**SHORT TASK**
Search the listing for "cũng" and copy every line where it appears.

Dataset excerpts:

- - -

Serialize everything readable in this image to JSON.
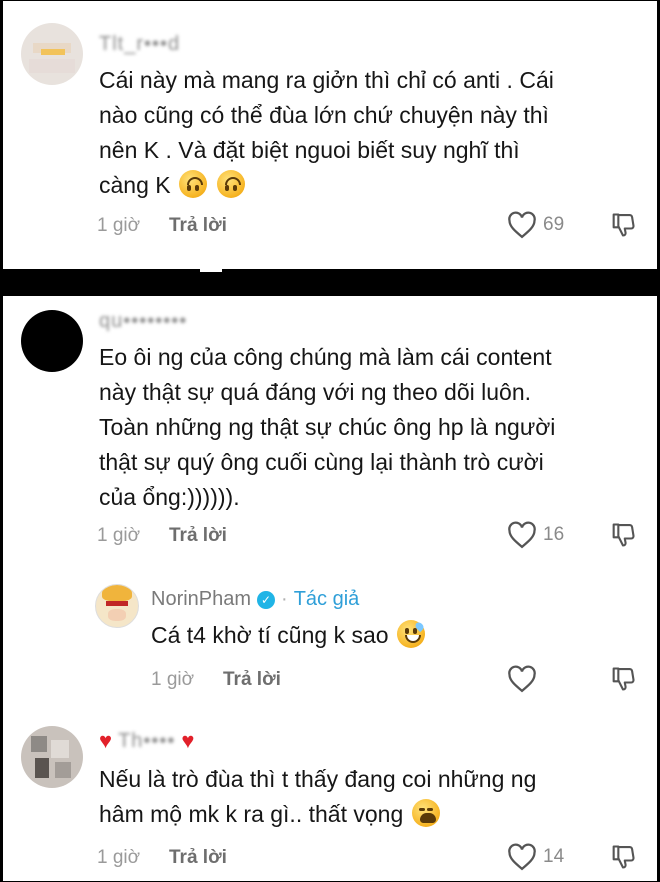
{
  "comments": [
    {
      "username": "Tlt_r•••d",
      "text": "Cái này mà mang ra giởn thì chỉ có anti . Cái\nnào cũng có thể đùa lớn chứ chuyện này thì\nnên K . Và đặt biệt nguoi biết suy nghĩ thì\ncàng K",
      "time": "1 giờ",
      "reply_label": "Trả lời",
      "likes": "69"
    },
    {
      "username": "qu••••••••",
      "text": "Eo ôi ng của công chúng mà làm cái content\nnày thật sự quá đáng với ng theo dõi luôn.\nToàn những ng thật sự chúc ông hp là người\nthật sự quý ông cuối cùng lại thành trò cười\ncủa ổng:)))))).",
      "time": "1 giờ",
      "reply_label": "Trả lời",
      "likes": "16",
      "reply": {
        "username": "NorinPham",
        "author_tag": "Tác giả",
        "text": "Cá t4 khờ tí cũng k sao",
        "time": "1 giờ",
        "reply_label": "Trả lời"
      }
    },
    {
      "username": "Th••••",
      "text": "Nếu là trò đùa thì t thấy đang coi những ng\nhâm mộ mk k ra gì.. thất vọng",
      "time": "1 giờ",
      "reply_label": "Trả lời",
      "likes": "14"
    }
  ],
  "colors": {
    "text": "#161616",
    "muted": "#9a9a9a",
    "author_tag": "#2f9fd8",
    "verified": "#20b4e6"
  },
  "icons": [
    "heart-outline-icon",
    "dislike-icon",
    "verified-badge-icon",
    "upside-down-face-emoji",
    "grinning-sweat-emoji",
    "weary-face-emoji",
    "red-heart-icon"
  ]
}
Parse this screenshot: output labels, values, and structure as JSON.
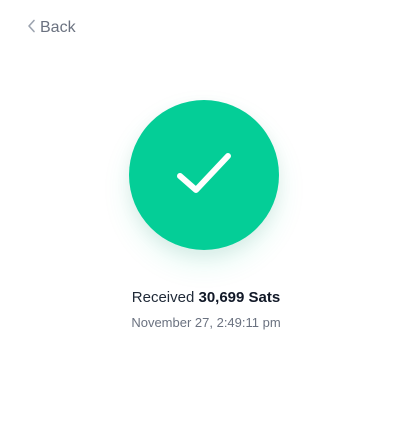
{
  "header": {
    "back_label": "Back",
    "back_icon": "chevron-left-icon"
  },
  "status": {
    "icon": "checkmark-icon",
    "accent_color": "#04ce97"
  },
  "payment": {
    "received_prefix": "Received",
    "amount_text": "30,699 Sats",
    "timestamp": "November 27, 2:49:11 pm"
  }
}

- - -

**EXERCISE RESULT**
      "text": "Cái này mà mang ra giởn thì chỉ có anti . Cái\nnào cũng có thể đùa lớn chứ chuyện này thì\nnên K . Và đặt biệt nguoi biết suy nghĩ thì\ncàng K",
        "text": "Cá t4 khờ tí cũng k sao",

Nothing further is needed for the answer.